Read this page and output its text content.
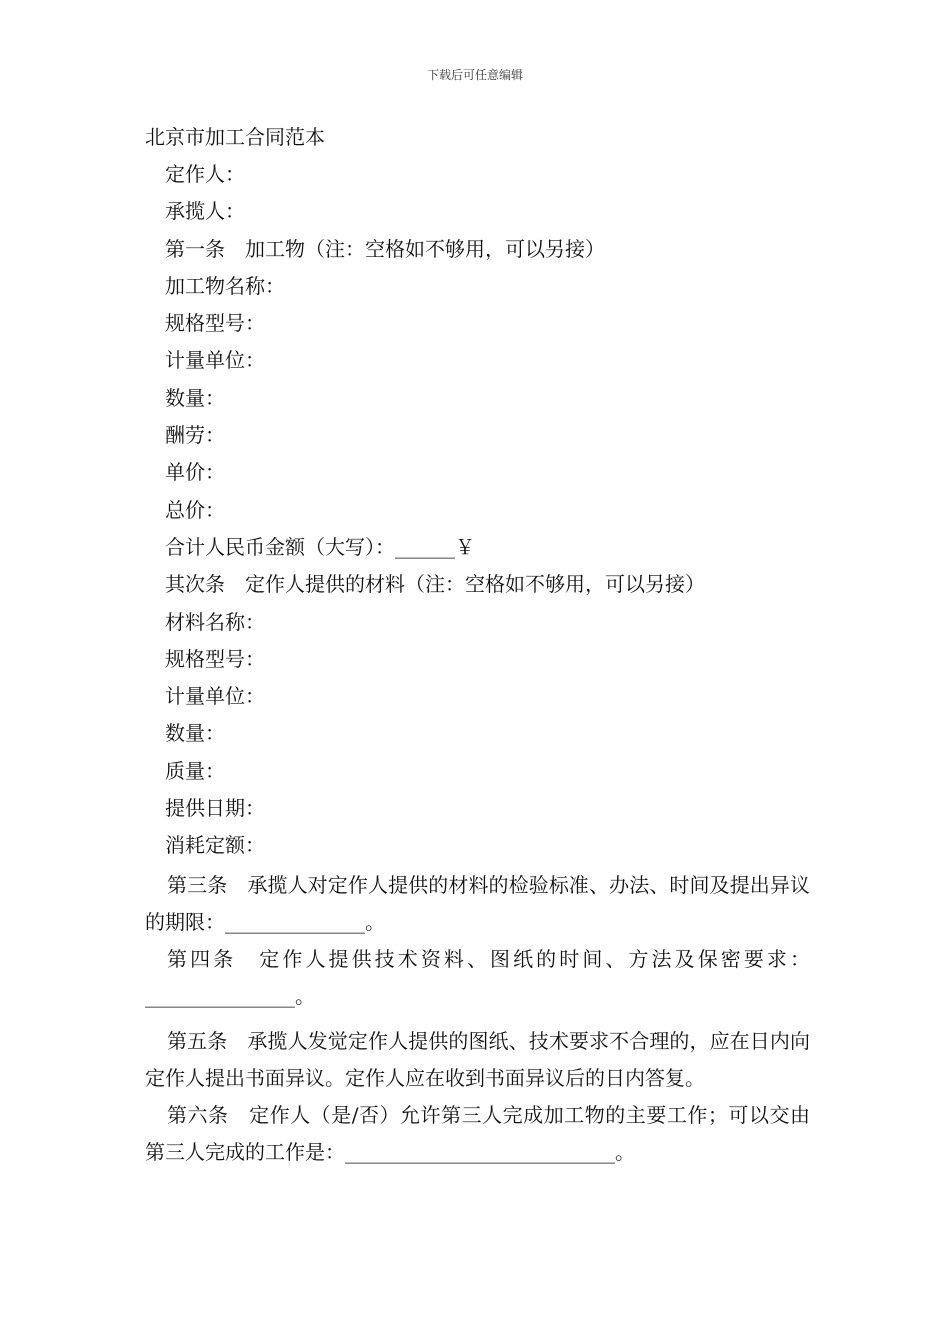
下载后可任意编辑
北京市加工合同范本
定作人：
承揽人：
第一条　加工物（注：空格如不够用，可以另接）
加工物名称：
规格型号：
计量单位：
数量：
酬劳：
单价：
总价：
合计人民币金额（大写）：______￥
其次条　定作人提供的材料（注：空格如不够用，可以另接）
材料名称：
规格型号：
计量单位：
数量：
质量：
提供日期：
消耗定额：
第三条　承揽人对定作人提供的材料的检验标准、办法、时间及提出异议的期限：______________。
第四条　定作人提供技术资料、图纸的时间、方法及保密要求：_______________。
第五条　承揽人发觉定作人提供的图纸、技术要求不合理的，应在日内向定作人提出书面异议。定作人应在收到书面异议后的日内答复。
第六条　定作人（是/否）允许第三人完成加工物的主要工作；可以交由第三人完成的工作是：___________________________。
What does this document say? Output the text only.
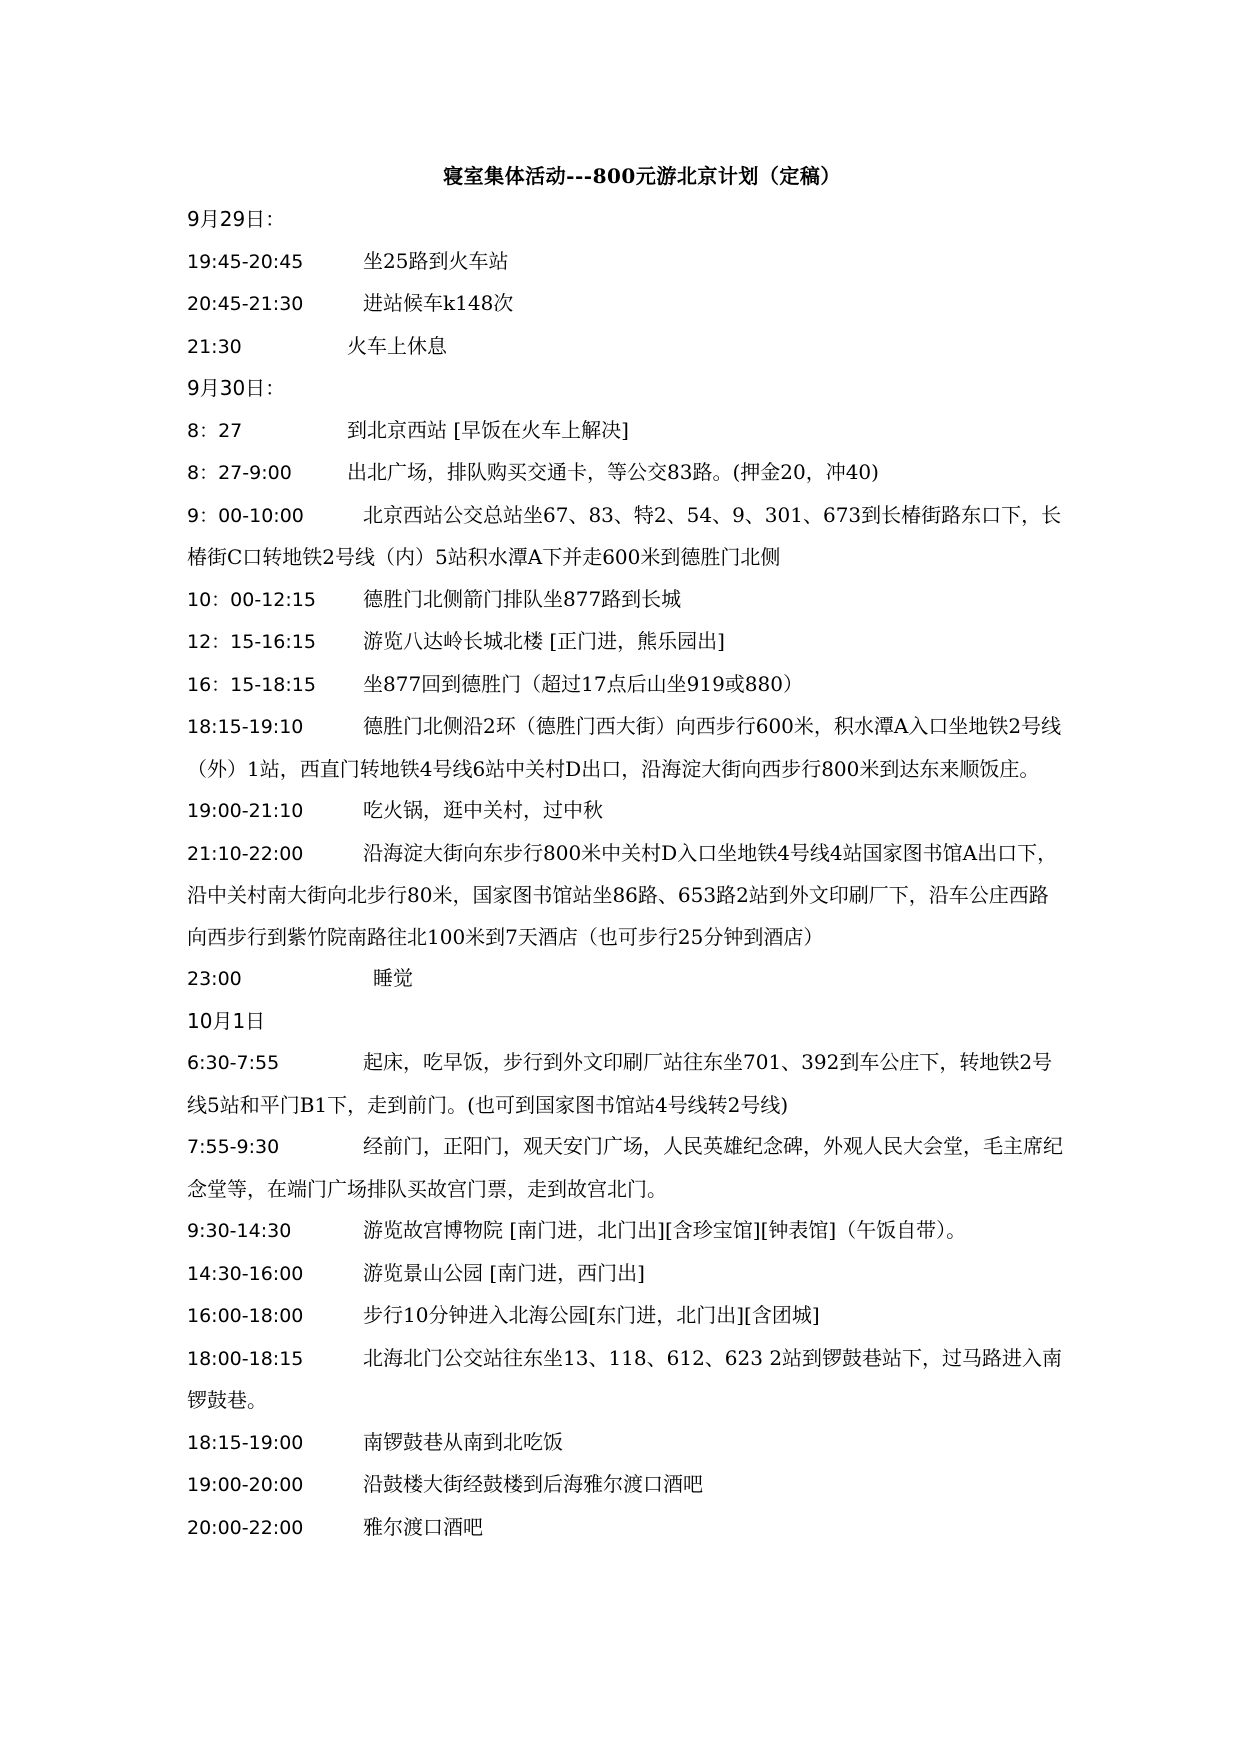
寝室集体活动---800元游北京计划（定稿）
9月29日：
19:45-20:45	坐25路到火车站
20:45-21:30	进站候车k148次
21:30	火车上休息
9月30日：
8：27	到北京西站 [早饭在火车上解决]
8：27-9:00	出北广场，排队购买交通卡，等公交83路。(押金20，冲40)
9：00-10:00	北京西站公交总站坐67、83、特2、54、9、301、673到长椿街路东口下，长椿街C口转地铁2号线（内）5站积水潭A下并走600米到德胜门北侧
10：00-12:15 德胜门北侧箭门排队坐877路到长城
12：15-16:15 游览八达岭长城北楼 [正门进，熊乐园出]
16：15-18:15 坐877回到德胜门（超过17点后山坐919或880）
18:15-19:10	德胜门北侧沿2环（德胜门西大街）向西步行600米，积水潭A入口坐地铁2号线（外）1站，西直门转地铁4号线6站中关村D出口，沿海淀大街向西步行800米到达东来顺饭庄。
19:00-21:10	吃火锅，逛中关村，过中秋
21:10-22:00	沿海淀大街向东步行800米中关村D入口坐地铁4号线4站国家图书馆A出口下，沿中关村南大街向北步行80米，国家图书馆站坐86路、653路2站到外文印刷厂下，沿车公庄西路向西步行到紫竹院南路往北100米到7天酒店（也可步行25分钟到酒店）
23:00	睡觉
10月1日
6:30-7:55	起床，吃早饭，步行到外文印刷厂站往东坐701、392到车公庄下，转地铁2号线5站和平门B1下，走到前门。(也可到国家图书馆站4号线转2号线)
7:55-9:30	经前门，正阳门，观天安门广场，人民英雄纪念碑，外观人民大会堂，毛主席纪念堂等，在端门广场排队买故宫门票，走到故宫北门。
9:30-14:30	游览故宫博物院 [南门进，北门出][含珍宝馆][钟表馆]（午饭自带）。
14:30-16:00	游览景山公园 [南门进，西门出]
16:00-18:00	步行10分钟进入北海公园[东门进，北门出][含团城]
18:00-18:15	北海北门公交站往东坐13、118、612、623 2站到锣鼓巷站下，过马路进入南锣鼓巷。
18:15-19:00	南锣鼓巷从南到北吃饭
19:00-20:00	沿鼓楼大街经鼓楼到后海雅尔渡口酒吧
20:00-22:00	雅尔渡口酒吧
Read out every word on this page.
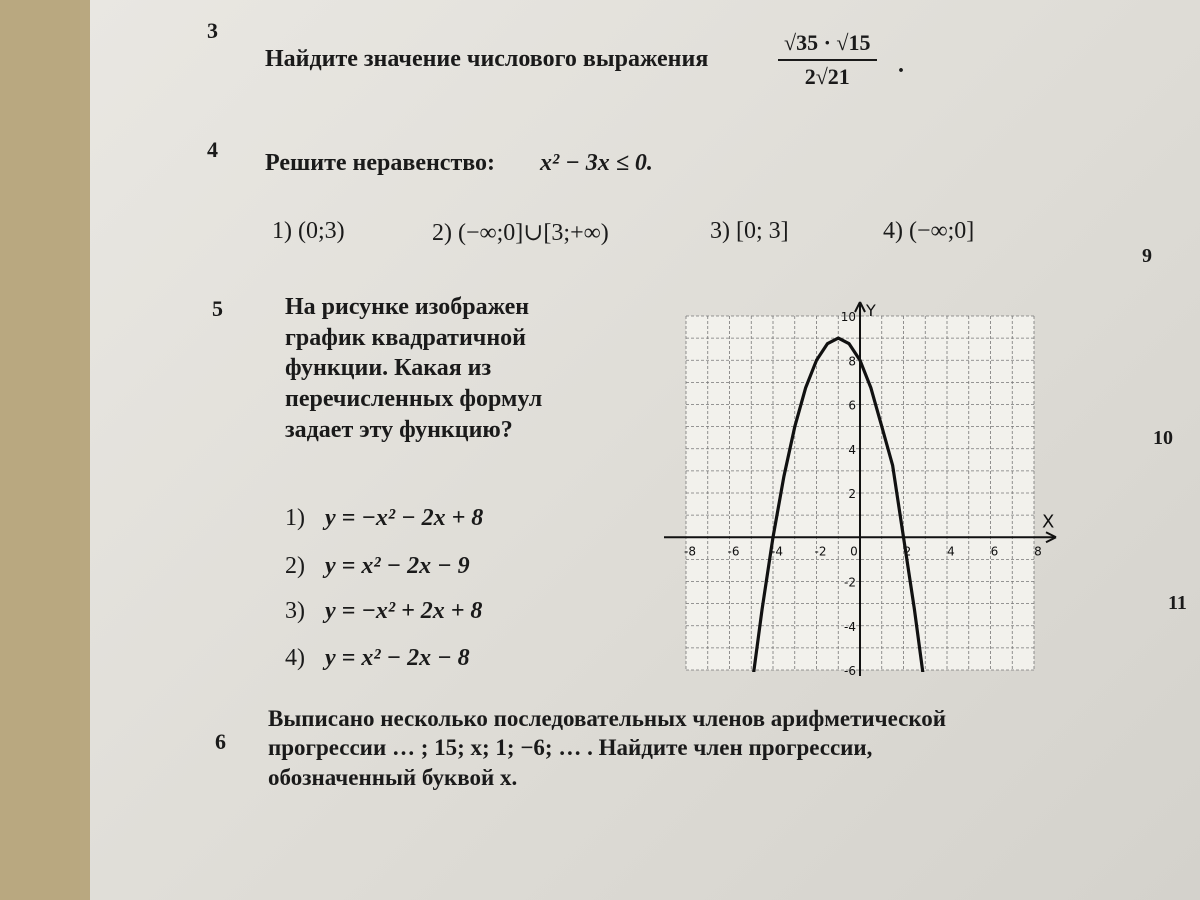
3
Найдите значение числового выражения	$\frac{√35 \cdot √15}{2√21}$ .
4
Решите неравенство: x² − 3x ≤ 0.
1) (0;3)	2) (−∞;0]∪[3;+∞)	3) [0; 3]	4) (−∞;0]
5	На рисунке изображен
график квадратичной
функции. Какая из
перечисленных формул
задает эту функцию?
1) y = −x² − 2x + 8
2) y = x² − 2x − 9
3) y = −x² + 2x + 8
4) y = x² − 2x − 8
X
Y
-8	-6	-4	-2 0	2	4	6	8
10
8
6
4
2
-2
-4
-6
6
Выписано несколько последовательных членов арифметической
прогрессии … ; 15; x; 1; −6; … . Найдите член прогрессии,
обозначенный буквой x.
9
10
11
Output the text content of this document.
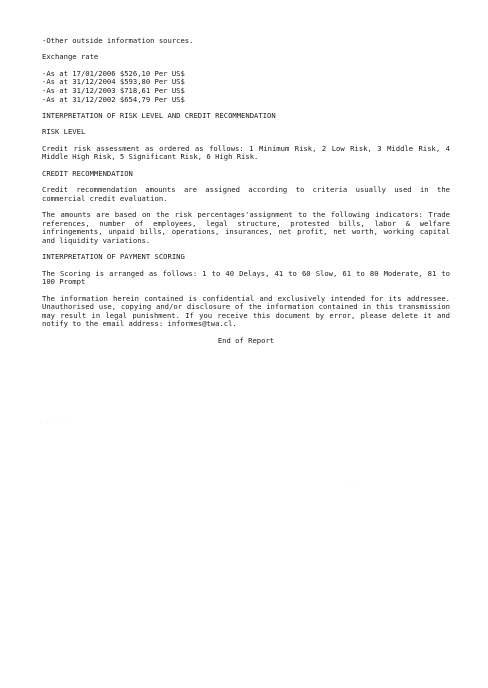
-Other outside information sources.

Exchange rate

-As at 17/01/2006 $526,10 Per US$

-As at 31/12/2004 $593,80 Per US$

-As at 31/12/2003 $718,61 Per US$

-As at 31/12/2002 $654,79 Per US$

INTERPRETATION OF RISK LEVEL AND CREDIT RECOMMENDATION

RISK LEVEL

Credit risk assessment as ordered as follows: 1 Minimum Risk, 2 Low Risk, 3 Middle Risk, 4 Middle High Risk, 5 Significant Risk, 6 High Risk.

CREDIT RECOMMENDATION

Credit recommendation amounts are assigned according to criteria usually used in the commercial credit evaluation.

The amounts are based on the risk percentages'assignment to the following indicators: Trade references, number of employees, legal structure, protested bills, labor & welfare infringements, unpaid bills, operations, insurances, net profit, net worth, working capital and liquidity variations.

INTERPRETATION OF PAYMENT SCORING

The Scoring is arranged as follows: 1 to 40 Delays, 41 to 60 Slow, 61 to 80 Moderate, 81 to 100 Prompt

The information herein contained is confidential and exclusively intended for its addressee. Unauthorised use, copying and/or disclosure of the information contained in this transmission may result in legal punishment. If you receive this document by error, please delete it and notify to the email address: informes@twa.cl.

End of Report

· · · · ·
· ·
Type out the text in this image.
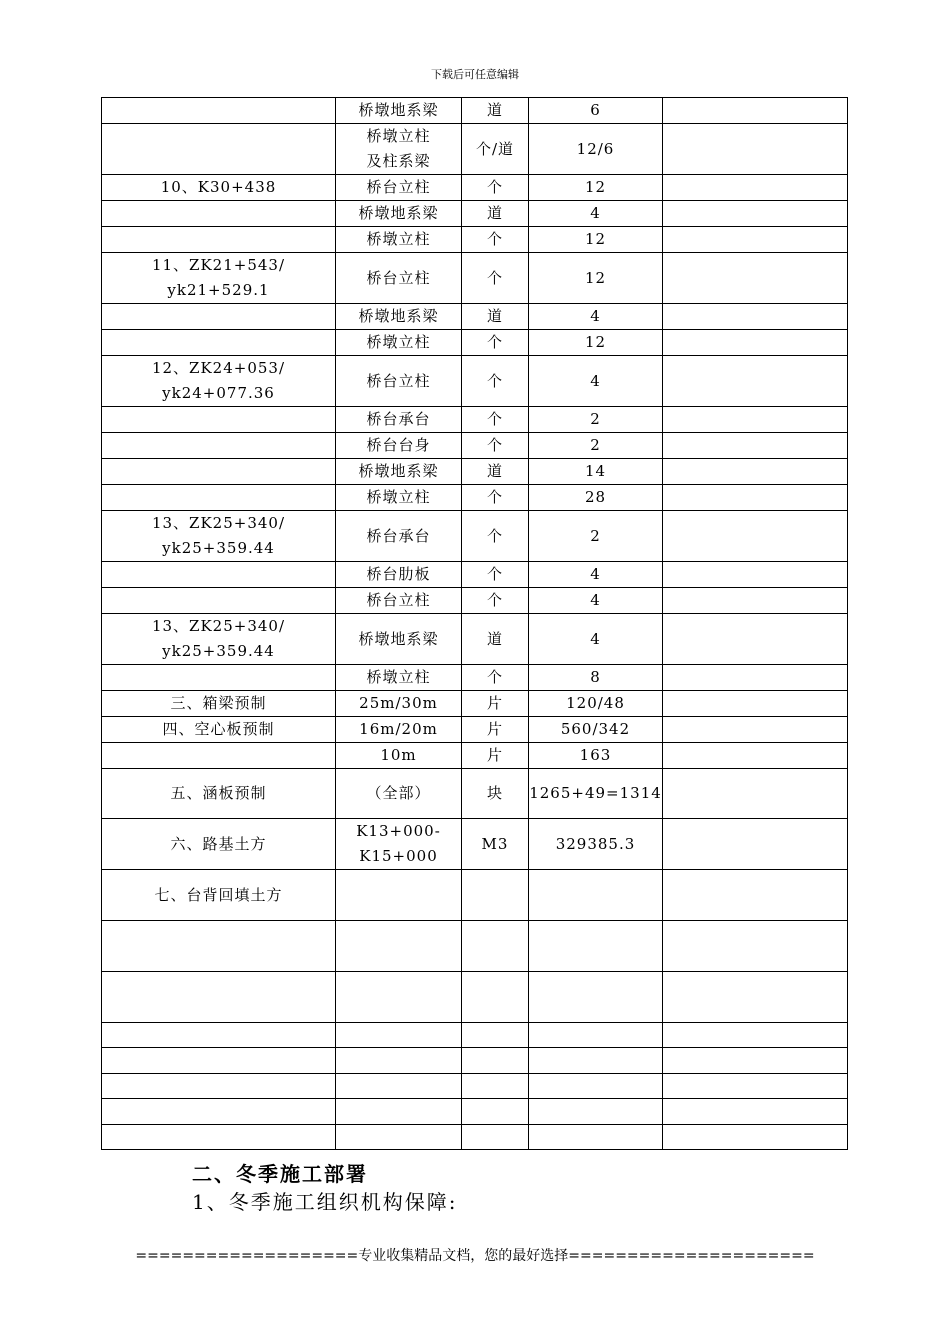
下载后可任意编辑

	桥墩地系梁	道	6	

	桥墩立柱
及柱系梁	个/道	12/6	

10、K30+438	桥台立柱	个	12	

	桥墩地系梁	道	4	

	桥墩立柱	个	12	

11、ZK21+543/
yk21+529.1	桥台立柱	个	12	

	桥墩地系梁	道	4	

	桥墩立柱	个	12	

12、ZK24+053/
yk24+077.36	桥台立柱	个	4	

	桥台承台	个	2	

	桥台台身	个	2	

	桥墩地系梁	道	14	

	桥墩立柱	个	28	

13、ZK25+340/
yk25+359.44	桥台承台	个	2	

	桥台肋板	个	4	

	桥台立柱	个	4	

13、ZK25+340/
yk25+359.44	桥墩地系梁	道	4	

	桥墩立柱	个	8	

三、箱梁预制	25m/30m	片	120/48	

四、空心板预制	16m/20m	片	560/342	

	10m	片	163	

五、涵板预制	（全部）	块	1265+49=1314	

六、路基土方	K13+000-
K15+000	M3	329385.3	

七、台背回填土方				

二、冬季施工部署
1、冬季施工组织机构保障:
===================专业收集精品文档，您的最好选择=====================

- [EXERCISE BRIEF]
Strip out the images, then output the records above word for word.

- [SOLUTION TO THIS EXERCISE]
Read this page and output its text content.
下载后可任意编辑
北京市加工合同范本
定作人：
承揽人：
第一条　加工物（注：空格如不够用，可以另接）
加工物名称：
规格型号：
计量单位：
数量：
酬劳：
单价：
总价：
合计人民币金额（大写）：______￥
其次条　定作人提供的材料（注：空格如不够用，可以另接）
材料名称：
规格型号：
计量单位：
数量：
质量：
提供日期：
消耗定额：
第三条　承揽人对定作人提供的材料的检验标准、办法、时间及提出异议的期限：______________。
第四条　定作人提供技术资料、图纸的时间、方法及保密要求：_______________。
第五条　承揽人发觉定作人提供的图纸、技术要求不合理的，应在日内向定作人提出书面异议。定作人应在收到书面异议后的日内答复。
第六条　定作人（是/否）允许第三人完成加工物的主要工作；可以交由第三人完成的工作是：___________________________。
What does this document say? Output the text only.
寝室集体活动---800元游北京计划（定稿）
9月29日：
19:45-20:45	坐25路到火车站
20:45-21:30	进站候车k148次
21:30	火车上休息
9月30日：
8：27	到北京西站 [早饭在火车上解决]
8：27-9:00	出北广场，排队购买交通卡，等公交83路。(押金20，冲40)
9：00-10:00	北京西站公交总站坐67、83、特2、54、9、301、673到长椿街路东口下，长椿街C口转地铁2号线（内）5站积水潭A下并走600米到德胜门北侧
10：00-12:15 德胜门北侧箭门排队坐877路到长城
12：15-16:15 游览八达岭长城北楼 [正门进，熊乐园出]
16：15-18:15 坐877回到德胜门（超过17点后山坐919或880）
18:15-19:10	德胜门北侧沿2环（德胜门西大街）向西步行600米，积水潭A入口坐地铁2号线（外）1站，西直门转地铁4号线6站中关村D出口，沿海淀大街向西步行800米到达东来顺饭庄。
19:00-21:10	吃火锅，逛中关村，过中秋
21:10-22:00	沿海淀大街向东步行800米中关村D入口坐地铁4号线4站国家图书馆A出口下，沿中关村南大街向北步行80米，国家图书馆站坐86路、653路2站到外文印刷厂下，沿车公庄西路向西步行到紫竹院南路往北100米到7天酒店（也可步行25分钟到酒店）
23:00	睡觉
10月1日
6:30-7:55	起床，吃早饭，步行到外文印刷厂站往东坐701、392到车公庄下，转地铁2号线5站和平门B1下，走到前门。(也可到国家图书馆站4号线转2号线)
7:55-9:30	经前门，正阳门，观天安门广场，人民英雄纪念碑，外观人民大会堂，毛主席纪念堂等，在端门广场排队买故宫门票，走到故宫北门。
9:30-14:30	游览故宫博物院 [南门进，北门出][含珍宝馆][钟表馆]（午饭自带）。
14:30-16:00	游览景山公园 [南门进，西门出]
16:00-18:00	步行10分钟进入北海公园[东门进，北门出][含团城]
18:00-18:15	北海北门公交站往东坐13、118、612、623 2站到锣鼓巷站下，过马路进入南锣鼓巷。
18:15-19:00	南锣鼓巷从南到北吃饭
19:00-20:00	沿鼓楼大街经鼓楼到后海雅尔渡口酒吧
20:00-22:00	雅尔渡口酒吧
Read out every word on this page.
3
Найдите значение числового выражения	$\frac{√35 \cdot √15}{2√21}$ .
4
Решите неравенство: x² − 3x ≤ 0.
1) (0;3)	2) (−∞;0]∪[3;+∞)	3) [0; 3]	4) (−∞;0]
5	На рисунке изображен
график квадратичной
функции. Какая из
перечисленных формул
задает эту функцию?
1) y = −x² − 2x + 8
2) y = x² − 2x − 9
3) y = −x² + 2x + 8
4) y = x² − 2x − 8
X
Y
-8	-6	-4	-2 0	2	4	6	8
10
8
6
4
2
-2
-4
-6
6
Выписано несколько последовательных членов арифметической
прогрессии … ; 15; x; 1; −6; … . Найдите член прогрессии,
обозначенный буквой x.
9
10
11
Output the text content of this document.
-Other outside information sources.

Exchange rate

-As at 17/01/2006 $526,10 Per US$

-As at 31/12/2004 $593,80 Per US$

-As at 31/12/2003 $718,61 Per US$

-As at 31/12/2002 $654,79 Per US$

INTERPRETATION OF RISK LEVEL AND CREDIT RECOMMENDATION

RISK LEVEL

Credit risk assessment as ordered as follows: 1 Minimum Risk, 2 Low Risk, 3 Middle Risk, 4 Middle High Risk, 5 Significant Risk, 6 High Risk.

CREDIT RECOMMENDATION

Credit recommendation amounts are assigned according to criteria usually used in the commercial credit evaluation.

The amounts are based on the risk percentages'assignment to the following indicators: Trade references, number of employees, legal structure, protested bills, labor & welfare infringements, unpaid bills, operations, insurances, net profit, net worth, working capital and liquidity variations.

INTERPRETATION OF PAYMENT SCORING

The Scoring is arranged as follows: 1 to 40 Delays, 41 to 60 Slow, 61 to 80 Moderate, 81 to 100 Prompt

The information herein contained is confidential and exclusively intended for its addressee. Unauthorised use, copying and/or disclosure of the information contained in this transmission may result in legal punishment. If you receive this document by error, please delete it and notify to the email address: informes@twa.cl.

End of Report

· · · · ·
· ·
Type out the text in this image.
下载后可任意编辑

	桥墩地系梁	道	6	

	桥墩立柱
及柱系梁	个/道	12/6	

10、K30+438	桥台立柱	个	12	

	桥墩地系梁	道	4	

	桥墩立柱	个	12	

11、ZK21+543/
yk21+529.1	桥台立柱	个	12	

	桥墩地系梁	道	4	

	桥墩立柱	个	12	

12、ZK24+053/
yk24+077.36	桥台立柱	个	4	

	桥台承台	个	2	

	桥台台身	个	2	

	桥墩地系梁	道	14	

	桥墩立柱	个	28	

13、ZK25+340/
yk25+359.44	桥台承台	个	2	

	桥台肋板	个	4	

	桥台立柱	个	4	

13、ZK25+340/
yk25+359.44	桥墩地系梁	道	4	

	桥墩立柱	个	8	

三、箱梁预制	25m/30m	片	120/48	

四、空心板预制	16m/20m	片	560/342	

	10m	片	163	

五、涵板预制	（全部）	块	1265+49=1314	

六、路基土方	K13+000-
K15+000	M3	329385.3	

七、台背回填土方				

二、冬季施工部署
1、冬季施工组织机构保障:
===================专业收集精品文档，您的最好选择=====================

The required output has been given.